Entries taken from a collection
#####

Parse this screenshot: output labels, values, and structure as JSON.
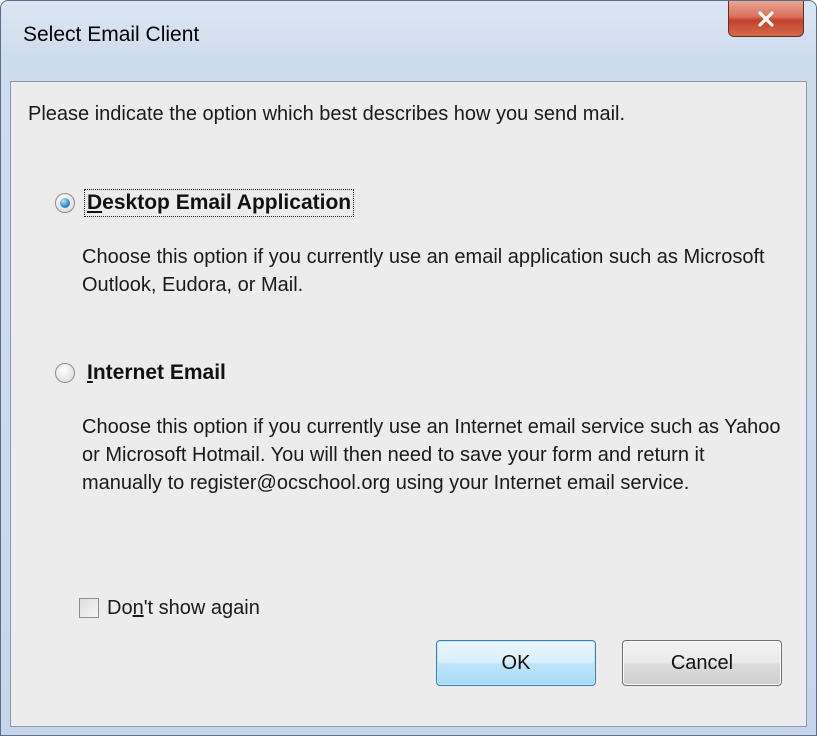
{
  "window": {
    "title": "Select Email Client",
    "close_icon": "close-icon"
  },
  "prompt": "Please indicate the option which best describes how you send mail.",
  "options": [
    {
      "label_pre": "",
      "label_underlined": "D",
      "label_post": "esktop Email Application",
      "description": "Choose this option if you currently use an email application such as Microsoft Outlook, Eudora, or Mail.",
      "selected": true
    },
    {
      "label_pre": "",
      "label_underlined": "I",
      "label_post": "nternet Email",
      "description": "Choose this option if you currently use an Internet email service such as Yahoo or Microsoft Hotmail. You will then need to save your form and return it manually to register@ocschool.org using your Internet email service.",
      "selected": false
    }
  ],
  "dont_show": {
    "label_pre": "Do",
    "label_underlined": "n",
    "label_post": "'t show again",
    "checked": false
  },
  "buttons": {
    "ok": "OK",
    "cancel": "Cancel"
  },
  "colors": {
    "accent": "#3c7fb1",
    "close": "#c3412a"
  }
}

#####

Omit every image. Quote each record exactly.

Parse this screenshot: output labels, values, and structure as JSON.
{
  "window": {
    "title": "Select Email Client",
    "close_icon": "close-icon"
  },
  "prompt": "Please indicate the option which best describes how you send mail.",
  "options": [
    {
      "label_pre": "",
      "label_underlined": "D",
      "label_post": "esktop Email Application",
      "description": "Choose this option if you currently use an email application such as Microsoft Outlook, Eudora, or Mail.",
      "selected": true
    },
    {
      "label_pre": "",
      "label_underlined": "I",
      "label_post": "nternet Email",
      "description": "Choose this option if you currently use an Internet email service such as Yahoo or Microsoft Hotmail. You will then need to save your form and return it manually to register@ocschool.org using your Internet email service.",
      "selected": false
    }
  ],
  "dont_show": {
    "label_pre": "Do",
    "label_underlined": "n",
    "label_post": "'t show again",
    "checked": false
  },
  "buttons": {
    "ok": "OK",
    "cancel": "Cancel"
  },
  "colors": {
    "accent": "#3c7fb1",
    "close": "#c3412a"
  }
}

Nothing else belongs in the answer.